Collected data entries:
========
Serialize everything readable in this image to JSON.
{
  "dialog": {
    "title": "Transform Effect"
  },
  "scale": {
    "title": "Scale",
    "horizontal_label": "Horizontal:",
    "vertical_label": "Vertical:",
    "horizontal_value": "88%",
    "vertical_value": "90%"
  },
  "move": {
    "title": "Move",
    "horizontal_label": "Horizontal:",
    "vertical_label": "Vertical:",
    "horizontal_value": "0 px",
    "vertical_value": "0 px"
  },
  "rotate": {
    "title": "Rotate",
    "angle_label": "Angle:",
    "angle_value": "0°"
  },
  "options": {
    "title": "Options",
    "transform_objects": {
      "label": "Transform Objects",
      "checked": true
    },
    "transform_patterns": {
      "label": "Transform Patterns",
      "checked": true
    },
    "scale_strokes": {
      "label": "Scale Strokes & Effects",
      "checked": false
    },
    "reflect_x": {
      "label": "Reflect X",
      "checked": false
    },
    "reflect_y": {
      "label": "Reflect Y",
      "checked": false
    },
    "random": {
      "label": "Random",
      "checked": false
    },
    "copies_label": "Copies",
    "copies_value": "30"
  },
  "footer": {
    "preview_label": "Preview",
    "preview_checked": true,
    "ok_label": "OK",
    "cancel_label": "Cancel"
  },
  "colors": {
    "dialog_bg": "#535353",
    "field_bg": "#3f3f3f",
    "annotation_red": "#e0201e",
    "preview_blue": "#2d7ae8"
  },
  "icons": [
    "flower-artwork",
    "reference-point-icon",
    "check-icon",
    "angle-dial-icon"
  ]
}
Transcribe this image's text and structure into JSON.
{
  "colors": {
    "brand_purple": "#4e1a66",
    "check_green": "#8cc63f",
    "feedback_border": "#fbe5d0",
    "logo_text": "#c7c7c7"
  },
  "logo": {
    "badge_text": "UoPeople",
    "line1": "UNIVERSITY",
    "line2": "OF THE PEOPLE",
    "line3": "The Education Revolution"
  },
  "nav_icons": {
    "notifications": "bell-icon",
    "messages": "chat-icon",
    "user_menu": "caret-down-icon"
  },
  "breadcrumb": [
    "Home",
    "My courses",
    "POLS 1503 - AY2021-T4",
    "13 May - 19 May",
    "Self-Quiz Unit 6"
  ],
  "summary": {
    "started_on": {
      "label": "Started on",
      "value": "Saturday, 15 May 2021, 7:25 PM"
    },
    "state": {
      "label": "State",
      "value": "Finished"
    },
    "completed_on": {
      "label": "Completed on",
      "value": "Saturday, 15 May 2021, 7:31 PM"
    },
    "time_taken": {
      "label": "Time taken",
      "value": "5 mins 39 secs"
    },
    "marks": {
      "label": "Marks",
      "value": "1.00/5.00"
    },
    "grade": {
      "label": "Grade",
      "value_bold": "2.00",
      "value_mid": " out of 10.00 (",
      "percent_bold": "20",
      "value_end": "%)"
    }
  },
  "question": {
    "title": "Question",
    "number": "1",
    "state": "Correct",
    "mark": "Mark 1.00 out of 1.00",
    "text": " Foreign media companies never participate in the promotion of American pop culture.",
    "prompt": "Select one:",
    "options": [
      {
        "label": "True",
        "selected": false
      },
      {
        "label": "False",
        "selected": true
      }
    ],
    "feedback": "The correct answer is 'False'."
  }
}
========
_WRITTEN REQUEST_: Copy all the entries verbatim.

_EXERCISE RESULT_:
Serialize everything readable in this image to JSON.
{
  "dialog": {
    "title": "Transform Effect"
  },
  "scale": {
    "title": "Scale",
    "horizontal_label": "Horizontal:",
    "vertical_label": "Vertical:",
    "horizontal_value": "88%",
    "vertical_value": "90%"
  },
  "move": {
    "title": "Move",
    "horizontal_label": "Horizontal:",
    "vertical_label": "Vertical:",
    "horizontal_value": "0 px",
    "vertical_value": "0 px"
  },
  "rotate": {
    "title": "Rotate",
    "angle_label": "Angle:",
    "angle_value": "0°"
  },
  "options": {
    "title": "Options",
    "transform_objects": {
      "label": "Transform Objects",
      "checked": true
    },
    "transform_patterns": {
      "label": "Transform Patterns",
      "checked": true
    },
    "scale_strokes": {
      "label": "Scale Strokes & Effects",
      "checked": false
    },
    "reflect_x": {
      "label": "Reflect X",
      "checked": false
    },
    "reflect_y": {
      "label": "Reflect Y",
      "checked": false
    },
    "random": {
      "label": "Random",
      "checked": false
    },
    "copies_label": "Copies",
    "copies_value": "30"
  },
  "footer": {
    "preview_label": "Preview",
    "preview_checked": true,
    "ok_label": "OK",
    "cancel_label": "Cancel"
  },
  "colors": {
    "dialog_bg": "#535353",
    "field_bg": "#3f3f3f",
    "annotation_red": "#e0201e",
    "preview_blue": "#2d7ae8"
  },
  "icons": [
    "flower-artwork",
    "reference-point-icon",
    "check-icon",
    "angle-dial-icon"
  ]
}
Transcribe this image's text and structure into JSON.
{
  "colors": {
    "brand_purple": "#4e1a66",
    "check_green": "#8cc63f",
    "feedback_border": "#fbe5d0",
    "logo_text": "#c7c7c7"
  },
  "logo": {
    "badge_text": "UoPeople",
    "line1": "UNIVERSITY",
    "line2": "OF THE PEOPLE",
    "line3": "The Education Revolution"
  },
  "nav_icons": {
    "notifications": "bell-icon",
    "messages": "chat-icon",
    "user_menu": "caret-down-icon"
  },
  "breadcrumb": [
    "Home",
    "My courses",
    "POLS 1503 - AY2021-T4",
    "13 May - 19 May",
    "Self-Quiz Unit 6"
  ],
  "summary": {
    "started_on": {
      "label": "Started on",
      "value": "Saturday, 15 May 2021, 7:25 PM"
    },
    "state": {
      "label": "State",
      "value": "Finished"
    },
    "completed_on": {
      "label": "Completed on",
      "value": "Saturday, 15 May 2021, 7:31 PM"
    },
    "time_taken": {
      "label": "Time taken",
      "value": "5 mins 39 secs"
    },
    "marks": {
      "label": "Marks",
      "value": "1.00/5.00"
    },
    "grade": {
      "label": "Grade",
      "value_bold": "2.00",
      "value_mid": " out of 10.00 (",
      "percent_bold": "20",
      "value_end": "%)"
    }
  },
  "question": {
    "title": "Question",
    "number": "1",
    "state": "Correct",
    "mark": "Mark 1.00 out of 1.00",
    "text": " Foreign media companies never participate in the promotion of American pop culture.",
    "prompt": "Select one:",
    "options": [
      {
        "label": "True",
        "selected": false
      },
      {
        "label": "False",
        "selected": true
      }
    ],
    "feedback": "The correct answer is 'False'."
  }
}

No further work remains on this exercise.